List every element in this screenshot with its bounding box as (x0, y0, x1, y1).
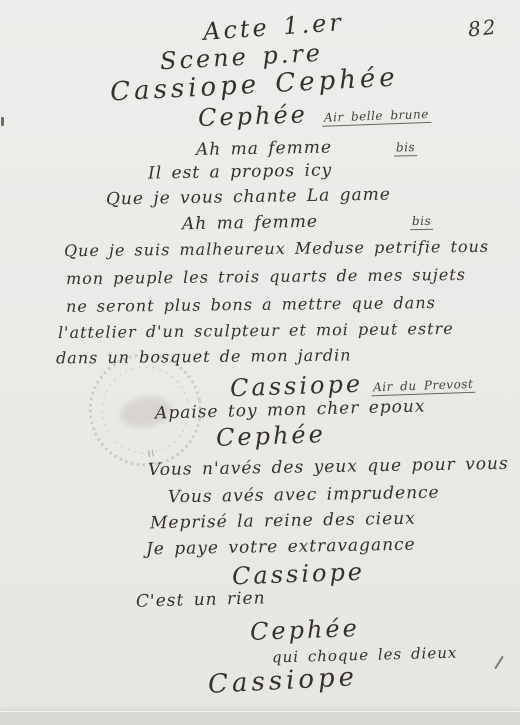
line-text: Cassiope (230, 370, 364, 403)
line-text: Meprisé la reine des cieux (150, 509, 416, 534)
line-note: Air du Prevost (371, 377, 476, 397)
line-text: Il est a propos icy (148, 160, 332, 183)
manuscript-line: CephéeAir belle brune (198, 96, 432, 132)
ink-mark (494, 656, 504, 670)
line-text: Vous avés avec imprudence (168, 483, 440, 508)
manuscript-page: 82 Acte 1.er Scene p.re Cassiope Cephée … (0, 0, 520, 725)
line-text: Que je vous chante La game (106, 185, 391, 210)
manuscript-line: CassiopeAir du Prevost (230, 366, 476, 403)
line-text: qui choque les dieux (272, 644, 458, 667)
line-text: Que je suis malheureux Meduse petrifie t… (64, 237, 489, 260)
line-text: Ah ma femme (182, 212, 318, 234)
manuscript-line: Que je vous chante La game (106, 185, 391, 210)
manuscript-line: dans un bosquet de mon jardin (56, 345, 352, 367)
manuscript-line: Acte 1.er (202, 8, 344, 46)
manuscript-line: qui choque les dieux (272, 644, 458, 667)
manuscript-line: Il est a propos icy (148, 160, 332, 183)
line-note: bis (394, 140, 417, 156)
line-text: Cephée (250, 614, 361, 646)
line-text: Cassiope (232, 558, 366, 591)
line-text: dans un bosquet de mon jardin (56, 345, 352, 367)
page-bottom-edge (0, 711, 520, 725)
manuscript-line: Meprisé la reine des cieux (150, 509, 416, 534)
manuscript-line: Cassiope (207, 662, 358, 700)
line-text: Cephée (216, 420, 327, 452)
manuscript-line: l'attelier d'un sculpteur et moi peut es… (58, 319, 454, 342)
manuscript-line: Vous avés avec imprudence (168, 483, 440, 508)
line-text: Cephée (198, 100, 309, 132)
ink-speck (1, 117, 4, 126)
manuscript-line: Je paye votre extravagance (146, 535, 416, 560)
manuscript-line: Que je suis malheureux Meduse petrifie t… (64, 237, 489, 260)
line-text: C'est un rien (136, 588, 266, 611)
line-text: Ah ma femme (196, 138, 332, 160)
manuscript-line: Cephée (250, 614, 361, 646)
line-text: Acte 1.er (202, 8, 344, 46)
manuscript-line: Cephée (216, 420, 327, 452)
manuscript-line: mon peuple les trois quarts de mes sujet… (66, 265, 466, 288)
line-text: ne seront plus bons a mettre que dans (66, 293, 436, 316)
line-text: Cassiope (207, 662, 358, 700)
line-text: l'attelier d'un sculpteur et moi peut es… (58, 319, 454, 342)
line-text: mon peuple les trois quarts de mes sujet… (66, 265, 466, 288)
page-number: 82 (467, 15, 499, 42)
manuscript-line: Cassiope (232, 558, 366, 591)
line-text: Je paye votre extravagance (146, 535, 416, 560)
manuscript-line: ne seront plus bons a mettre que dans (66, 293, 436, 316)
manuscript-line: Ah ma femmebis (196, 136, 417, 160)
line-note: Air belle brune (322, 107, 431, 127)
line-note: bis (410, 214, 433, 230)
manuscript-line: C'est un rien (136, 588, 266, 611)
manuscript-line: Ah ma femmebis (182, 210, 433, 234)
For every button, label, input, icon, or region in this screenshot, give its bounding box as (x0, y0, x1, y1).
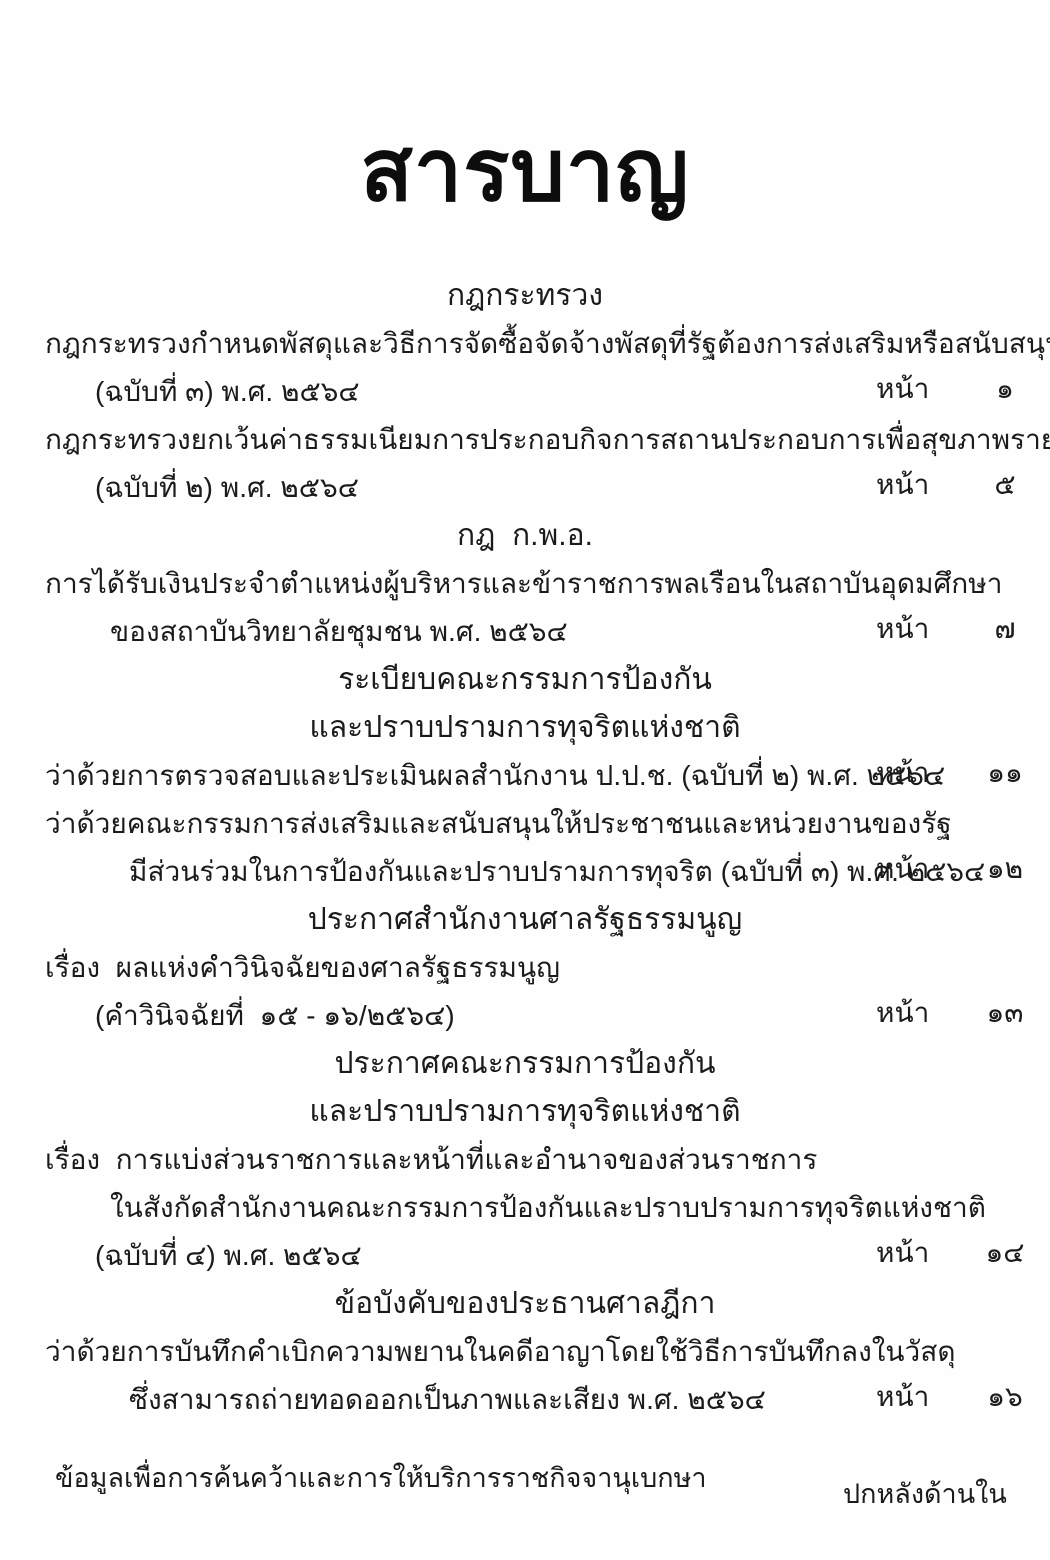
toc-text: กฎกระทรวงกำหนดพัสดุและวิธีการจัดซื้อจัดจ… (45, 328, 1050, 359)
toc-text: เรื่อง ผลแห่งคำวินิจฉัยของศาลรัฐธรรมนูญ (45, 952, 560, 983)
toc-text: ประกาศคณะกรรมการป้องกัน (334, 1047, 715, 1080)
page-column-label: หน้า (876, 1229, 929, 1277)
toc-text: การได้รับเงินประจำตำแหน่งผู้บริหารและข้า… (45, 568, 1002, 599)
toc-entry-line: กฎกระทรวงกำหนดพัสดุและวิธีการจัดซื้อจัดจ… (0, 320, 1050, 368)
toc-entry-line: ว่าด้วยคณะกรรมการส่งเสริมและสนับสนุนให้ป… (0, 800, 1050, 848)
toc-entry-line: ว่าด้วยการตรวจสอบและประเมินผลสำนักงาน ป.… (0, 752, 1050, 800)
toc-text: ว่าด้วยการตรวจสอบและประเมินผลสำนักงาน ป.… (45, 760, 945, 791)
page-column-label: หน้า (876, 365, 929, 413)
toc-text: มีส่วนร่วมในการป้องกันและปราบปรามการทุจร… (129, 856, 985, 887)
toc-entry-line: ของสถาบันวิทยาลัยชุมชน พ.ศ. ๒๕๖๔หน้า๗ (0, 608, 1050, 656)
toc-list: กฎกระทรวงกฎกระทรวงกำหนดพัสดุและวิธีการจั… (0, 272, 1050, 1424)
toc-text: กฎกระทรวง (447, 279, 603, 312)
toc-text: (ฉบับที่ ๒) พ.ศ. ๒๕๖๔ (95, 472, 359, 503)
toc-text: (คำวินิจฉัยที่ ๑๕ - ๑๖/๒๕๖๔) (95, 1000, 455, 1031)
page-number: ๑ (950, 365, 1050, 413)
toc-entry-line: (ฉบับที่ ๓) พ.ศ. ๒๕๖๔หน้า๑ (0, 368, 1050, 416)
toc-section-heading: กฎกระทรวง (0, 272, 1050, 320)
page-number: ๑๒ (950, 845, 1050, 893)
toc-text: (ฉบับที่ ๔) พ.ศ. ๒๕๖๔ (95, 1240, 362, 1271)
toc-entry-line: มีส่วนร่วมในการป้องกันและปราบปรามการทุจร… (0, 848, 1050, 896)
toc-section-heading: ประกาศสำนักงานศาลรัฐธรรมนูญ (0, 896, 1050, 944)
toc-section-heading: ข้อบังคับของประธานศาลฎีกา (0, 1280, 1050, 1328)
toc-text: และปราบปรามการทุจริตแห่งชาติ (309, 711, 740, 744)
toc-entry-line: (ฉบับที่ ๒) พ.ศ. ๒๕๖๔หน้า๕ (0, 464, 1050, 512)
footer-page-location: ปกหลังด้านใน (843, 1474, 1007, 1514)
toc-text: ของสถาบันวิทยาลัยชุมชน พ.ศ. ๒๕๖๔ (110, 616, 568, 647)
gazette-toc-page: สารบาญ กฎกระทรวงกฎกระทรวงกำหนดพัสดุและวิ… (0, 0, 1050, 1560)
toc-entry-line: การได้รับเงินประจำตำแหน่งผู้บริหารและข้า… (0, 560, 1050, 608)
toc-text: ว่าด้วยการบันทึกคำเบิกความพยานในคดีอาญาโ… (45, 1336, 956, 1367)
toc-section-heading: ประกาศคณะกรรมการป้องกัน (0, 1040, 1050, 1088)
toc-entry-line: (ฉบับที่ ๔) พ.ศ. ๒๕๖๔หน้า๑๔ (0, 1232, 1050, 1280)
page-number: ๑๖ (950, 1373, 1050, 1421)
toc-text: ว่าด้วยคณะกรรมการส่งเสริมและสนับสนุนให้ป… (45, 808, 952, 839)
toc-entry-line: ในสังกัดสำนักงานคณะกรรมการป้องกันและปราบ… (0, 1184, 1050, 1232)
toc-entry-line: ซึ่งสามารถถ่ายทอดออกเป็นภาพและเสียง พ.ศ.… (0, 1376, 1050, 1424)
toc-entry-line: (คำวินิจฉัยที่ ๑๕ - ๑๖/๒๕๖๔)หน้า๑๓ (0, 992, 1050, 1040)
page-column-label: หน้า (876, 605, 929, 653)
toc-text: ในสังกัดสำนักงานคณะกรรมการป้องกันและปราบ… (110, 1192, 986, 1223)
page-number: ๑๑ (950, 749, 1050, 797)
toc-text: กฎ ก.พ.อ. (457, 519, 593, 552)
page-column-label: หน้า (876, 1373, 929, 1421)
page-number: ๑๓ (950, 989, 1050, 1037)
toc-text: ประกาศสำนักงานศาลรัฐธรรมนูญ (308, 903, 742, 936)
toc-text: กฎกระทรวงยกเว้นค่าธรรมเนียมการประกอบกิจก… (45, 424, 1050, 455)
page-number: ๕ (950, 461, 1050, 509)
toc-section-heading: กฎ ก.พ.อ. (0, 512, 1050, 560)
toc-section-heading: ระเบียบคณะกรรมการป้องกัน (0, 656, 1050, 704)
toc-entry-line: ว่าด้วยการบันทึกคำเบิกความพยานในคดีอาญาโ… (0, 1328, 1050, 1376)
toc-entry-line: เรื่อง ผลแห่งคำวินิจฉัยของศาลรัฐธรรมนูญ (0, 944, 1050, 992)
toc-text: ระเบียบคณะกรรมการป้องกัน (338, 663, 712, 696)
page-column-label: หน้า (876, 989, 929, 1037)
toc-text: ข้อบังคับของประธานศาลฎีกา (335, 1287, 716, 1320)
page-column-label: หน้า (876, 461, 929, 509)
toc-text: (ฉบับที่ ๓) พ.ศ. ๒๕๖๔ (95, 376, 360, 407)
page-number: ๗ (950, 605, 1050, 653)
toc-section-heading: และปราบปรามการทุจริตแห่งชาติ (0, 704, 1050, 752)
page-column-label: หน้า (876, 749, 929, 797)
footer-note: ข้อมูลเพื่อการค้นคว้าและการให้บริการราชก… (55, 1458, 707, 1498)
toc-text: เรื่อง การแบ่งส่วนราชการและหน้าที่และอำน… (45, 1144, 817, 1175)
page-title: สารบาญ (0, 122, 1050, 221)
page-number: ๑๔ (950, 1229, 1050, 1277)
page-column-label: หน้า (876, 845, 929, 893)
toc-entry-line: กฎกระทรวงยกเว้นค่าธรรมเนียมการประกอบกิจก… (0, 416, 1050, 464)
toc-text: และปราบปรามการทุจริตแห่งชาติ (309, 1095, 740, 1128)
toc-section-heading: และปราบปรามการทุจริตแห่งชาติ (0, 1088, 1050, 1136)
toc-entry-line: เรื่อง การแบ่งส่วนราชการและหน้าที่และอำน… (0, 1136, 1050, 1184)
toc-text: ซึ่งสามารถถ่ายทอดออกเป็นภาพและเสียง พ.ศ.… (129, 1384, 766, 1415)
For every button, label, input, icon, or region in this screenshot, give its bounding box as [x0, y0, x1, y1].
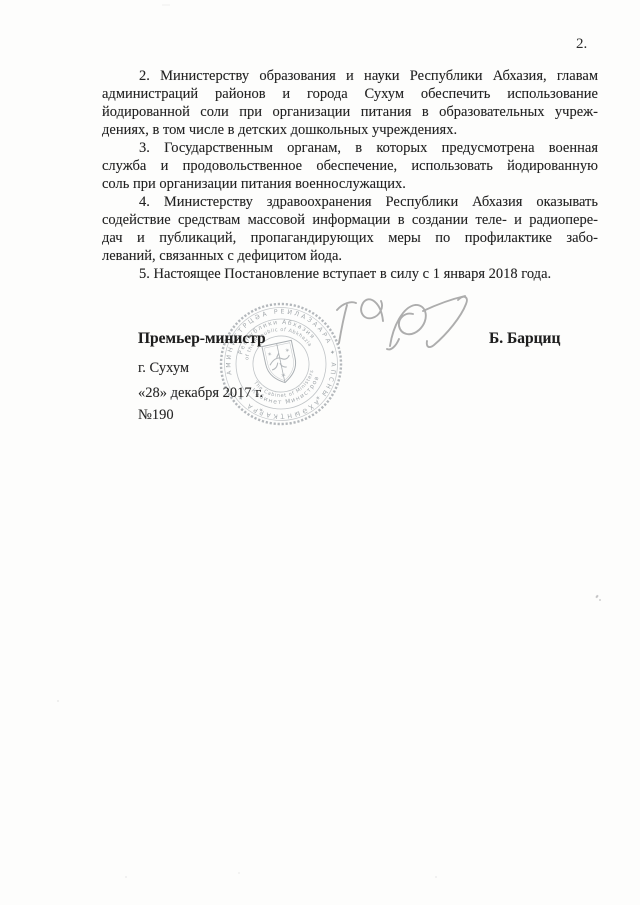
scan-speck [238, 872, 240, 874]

**TASK OBJECTIVE**
Locate each line in the items above that contains the string "input", matching case exactly, and copy those lines verbatim.

**RESULT OF THIS TASK**
For every button, label, input, icon, or region in this screenshot, give its bounding box as (x0, y0, x1, y1).
For every button, label, input, icon, or region in this screenshot, give its bounding box as [x0, y0, x1, y1].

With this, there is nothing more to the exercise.